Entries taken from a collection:
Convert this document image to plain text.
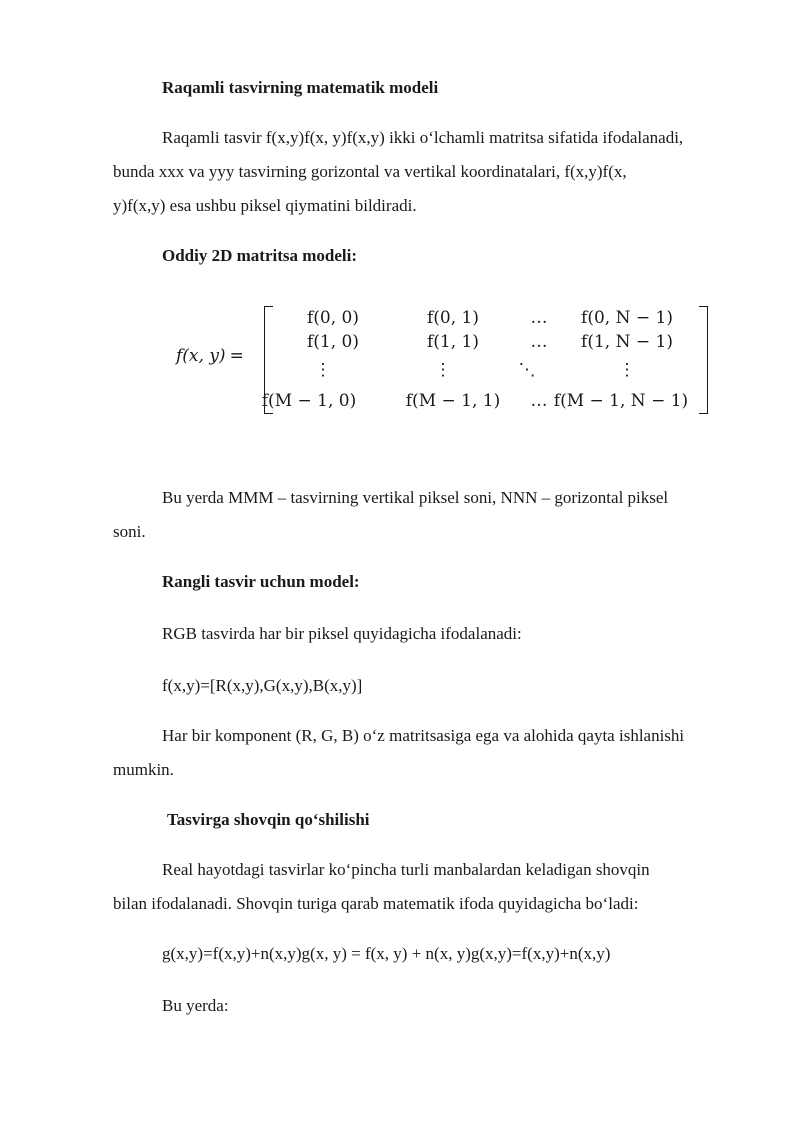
Raqamli tasvirning matematik modeli
Raqamli tasvir f(x,y)f(x, y)f(x,y) ikki oʻlchamli matritsa sifatida ifodalanadi,
bunda xxx va yyy tasvirning gorizontal va vertikal koordinatalari, f(x,y)f(x,
y)f(x,y) esa ushbu piksel qiymatini bildiradi.
Oddiy 2D matritsa modeli:
f(x, y) =
f(0, 0)	f(0, 1)	…	f(0, N − 1)
f(1, 0)	f(1, 1)	…	f(1, N − 1)
⋮	⋮	⋱	⋮
f(M − 1, 0)	f(M − 1, 1)	… f(M − 1, N − 1)
Bu yerda MMM – tasvirning vertikal piksel soni, NNN – gorizontal piksel
soni.
Rangli tasvir uchun model:
RGB tasvirda har bir piksel quyidagicha ifodalanadi:
f(x,y)=[R(x,y),G(x,y),B(x,y)]
Har bir komponent (R, G, B) oʻz matritsasiga ega va alohida qayta ishlanishi
mumkin.
Tasvirga shovqin qoʻshilishi
Real hayotdagi tasvirlar koʻpincha turli manbalardan keladigan shovqin
bilan ifodalanadi. Shovqin turiga qarab matematik ifoda quyidagicha boʻladi:
g(x,y)=f(x,y)+n(x,y)g(x, y) = f(x, y) + n(x, y)g(x,y)=f(x,y)+n(x,y)
Bu yerda:
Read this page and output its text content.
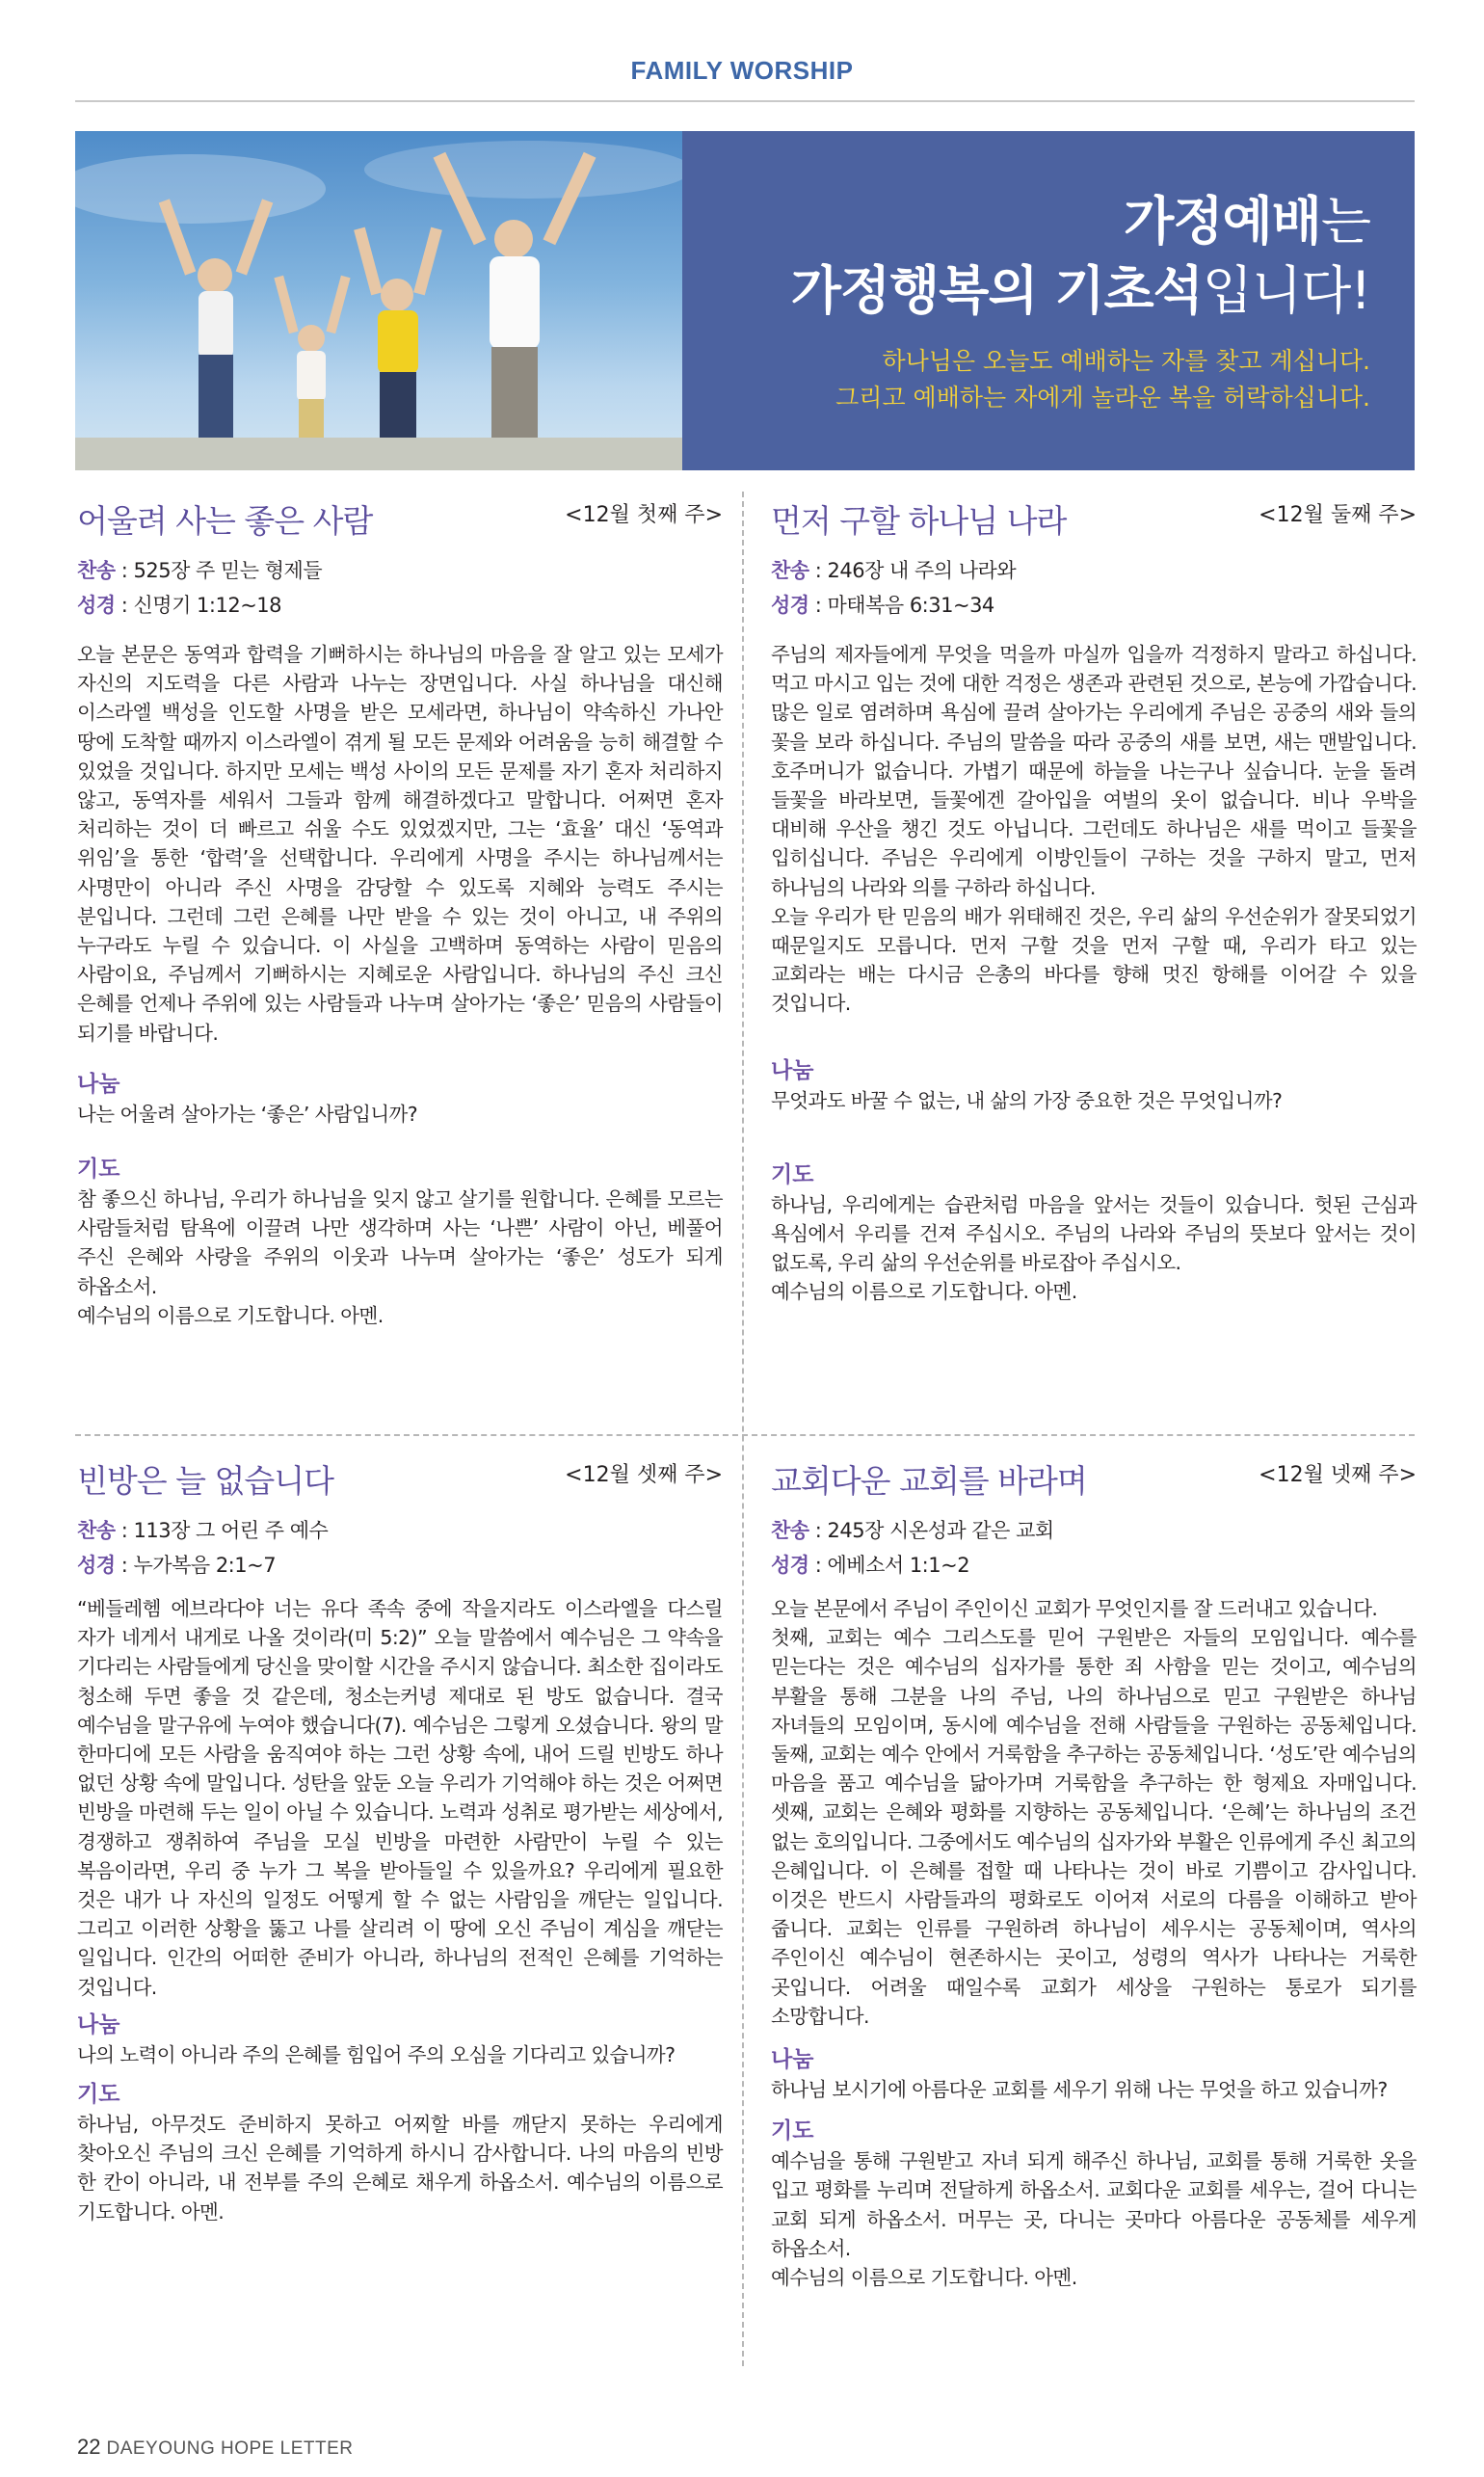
FAMILY WORSHIP
가정예배는
가정행복의 기초석입니다!
하나님은 오늘도 예배하는 자를 찾고 계십니다.
그리고 예배하는 자에게 놀라운 복을 허락하십니다.
어울려 사는 좋은 사람	<12월 첫째 주>
찬송 : 525장 주 믿는 형제들
성경 : 신명기 1:12~18

오늘 본문은 동역과 합력을 기뻐하시는 하나님의 마음을 잘 알고 있는 모세가 자신의 지도력을 다른 사람과 나누는 장면입니다. 사실 하나님을 대신해 이스라엘 백성을 인도할 사명을 받은 모세라면, 하나님이 약속하신 가나안 땅에 도착할 때까지 이스라엘이 겪게 될 모든 문제와 어려움을 능히 해결할 수 있었을 것입니다. 하지만 모세는 백성 사이의 모든 문제를 자기 혼자 처리하지 않고, 동역자를 세워서 그들과 함께 해결하겠다고 말합니다. 어쩌면 혼자 처리하는 것이 더 빠르고 쉬울 수도 있었겠지만, 그는 ‘효율’ 대신 ‘동역과 위임’을 통한 ‘합력’을 선택합니다. 우리에게 사명을 주시는 하나님께서는 사명만이 아니라 주신 사명을 감당할 수 있도록 지혜와 능력도 주시는 분입니다. 그런데 그런 은혜를 나만 받을 수 있는 것이 아니고, 내 주위의 누구라도 누릴 수 있습니다. 이 사실을 고백하며 동역하는 사람이 믿음의 사람이요, 주님께서 기뻐하시는 지혜로운 사람입니다. 하나님의 주신 크신 은혜를 언제나 주위에 있는 사람들과 나누며 살아가는 ‘좋은’ 믿음의 사람들이 되기를 바랍니다.

나눔

나는 어울려 살아가는 ‘좋은’ 사람입니까?

기도

참 좋으신 하나님, 우리가 하나님을 잊지 않고 살기를 원합니다. 은혜를 모르는 사람들처럼 탐욕에 이끌려 나만 생각하며 사는 ‘나쁜’ 사람이 아닌, 베풀어 주신 은혜와 사랑을 주위의 이웃과 나누며 살아가는 ‘좋은’ 성도가 되게 하옵소서.

예수님의 이름으로 기도합니다. 아멘.

먼저 구할 하나님 나라	<12월 둘째 주>
찬송 : 246장 내 주의 나라와
성경 : 마태복음 6:31~34

주님의 제자들에게 무엇을 먹을까 마실까 입을까 걱정하지 말라고 하십니다. 먹고 마시고 입는 것에 대한 걱정은 생존과 관련된 것으로, 본능에 가깝습니다. 많은 일로 염려하며 욕심에 끌려 살아가는 우리에게 주님은 공중의 새와 들의 꽃을 보라 하십니다. 주님의 말씀을 따라 공중의 새를 보면, 새는 맨발입니다. 호주머니가 없습니다. 가볍기 때문에 하늘을 나는구나 싶습니다. 눈을 돌려 들꽃을 바라보면, 들꽃에겐 갈아입을 여벌의 옷이 없습니다. 비나 우박을 대비해 우산을 챙긴 것도 아닙니다. 그런데도 하나님은 새를 먹이고 들꽃을 입히십니다. 주님은 우리에게 이방인들이 구하는 것을 구하지 말고, 먼저 하나님의 나라와 의를 구하라 하십니다.

오늘 우리가 탄 믿음의 배가 위태해진 것은, 우리 삶의 우선순위가 잘못되었기 때문일지도 모릅니다. 먼저 구할 것을 먼저 구할 때, 우리가 타고 있는 교회라는 배는 다시금 은총의 바다를 향해 멋진 항해를 이어갈 수 있을 것입니다.

나눔

무엇과도 바꿀 수 없는, 내 삶의 가장 중요한 것은 무엇입니까?

기도

하나님, 우리에게는 습관처럼 마음을 앞서는 것들이 있습니다. 헛된 근심과 욕심에서 우리를 건져 주십시오. 주님의 나라와 주님의 뜻보다 앞서는 것이 없도록, 우리 삶의 우선순위를 바로잡아 주십시오.

예수님의 이름으로 기도합니다. 아멘.

빈방은 늘 없습니다	<12월 셋째 주>
찬송 : 113장 그 어린 주 예수
성경 : 누가복음 2:1~7

“베들레헴 에브라다야 너는 유다 족속 중에 작을지라도 이스라엘을 다스릴 자가 네게서 내게로 나올 것이라(미 5:2)” 오늘 말씀에서 예수님은 그 약속을 기다리는 사람들에게 당신을 맞이할 시간을 주시지 않습니다. 최소한 집이라도 청소해 두면 좋을 것 같은데, 청소는커녕 제대로 된 방도 없습니다. 결국 예수님을 말구유에 누여야 했습니다(7). 예수님은 그렇게 오셨습니다. 왕의 말 한마디에 모든 사람을 움직여야 하는 그런 상황 속에, 내어 드릴 빈방도 하나 없던 상황 속에 말입니다. 성탄을 앞둔 오늘 우리가 기억해야 하는 것은 어쩌면 빈방을 마련해 두는 일이 아닐 수 있습니다. 노력과 성취로 평가받는 세상에서, 경쟁하고 쟁취하여 주님을 모실 빈방을 마련한 사람만이 누릴 수 있는 복음이라면, 우리 중 누가 그 복을 받아들일 수 있을까요? 우리에게 필요한 것은 내가 나 자신의 일정도 어떻게 할 수 없는 사람임을 깨닫는 일입니다. 그리고 이러한 상황을 뚫고 나를 살리려 이 땅에 오신 주님이 계심을 깨닫는 일입니다. 인간의 어떠한 준비가 아니라, 하나님의 전적인 은혜를 기억하는 것입니다.

나눔

나의 노력이 아니라 주의 은혜를 힘입어 주의 오심을 기다리고 있습니까?

기도

하나님, 아무것도 준비하지 못하고 어찌할 바를 깨닫지 못하는 우리에게 찾아오신 주님의 크신 은혜를 기억하게 하시니 감사합니다. 나의 마음의 빈방 한 칸이 아니라, 내 전부를 주의 은혜로 채우게 하옵소서. 예수님의 이름으로 기도합니다. 아멘.

교회다운 교회를 바라며	<12월 넷째 주>
찬송 : 245장 시온성과 같은 교회
성경 : 에베소서 1:1~2

오늘 본문에서 주님이 주인이신 교회가 무엇인지를 잘 드러내고 있습니다.

첫째, 교회는 예수 그리스도를 믿어 구원받은 자들의 모임입니다. 예수를 믿는다는 것은 예수님의 십자가를 통한 죄 사함을 믿는 것이고, 예수님의 부활을 통해 그분을 나의 주님, 나의 하나님으로 믿고 구원받은 하나님 자녀들의 모임이며, 동시에 예수님을 전해 사람들을 구원하는 공동체입니다. 둘째, 교회는 예수 안에서 거룩함을 추구하는 공동체입니다. ‘성도’란 예수님의 마음을 품고 예수님을 닮아가며 거룩함을 추구하는 한 형제요 자매입니다. 셋째, 교회는 은혜와 평화를 지향하는 공동체입니다. ‘은혜’는 하나님의 조건 없는 호의입니다. 그중에서도 예수님의 십자가와 부활은 인류에게 주신 최고의 은혜입니다. 이 은혜를 접할 때 나타나는 것이 바로 기쁨이고 감사입니다. 이것은 반드시 사람들과의 평화로도 이어져 서로의 다름을 이해하고 받아 줍니다. 교회는 인류를 구원하려 하나님이 세우시는 공동체이며, 역사의 주인이신 예수님이 현존하시는 곳이고, 성령의 역사가 나타나는 거룩한 곳입니다. 어려울 때일수록 교회가 세상을 구원하는 통로가 되기를 소망합니다.

나눔

하나님 보시기에 아름다운 교회를 세우기 위해 나는 무엇을 하고 있습니까?

기도

예수님을 통해 구원받고 자녀 되게 해주신 하나님, 교회를 통해 거룩한 옷을 입고 평화를 누리며 전달하게 하옵소서. 교회다운 교회를 세우는, 걸어 다니는 교회 되게 하옵소서. 머무는 곳, 다니는 곳마다 아름다운 공동체를 세우게 하옵소서.

예수님의 이름으로 기도합니다. 아멘.

22 DAEYOUNG HOPE LETTER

Exercise description
Only the number is wanted: how many lines of the material above include the word "soni"?

Response
2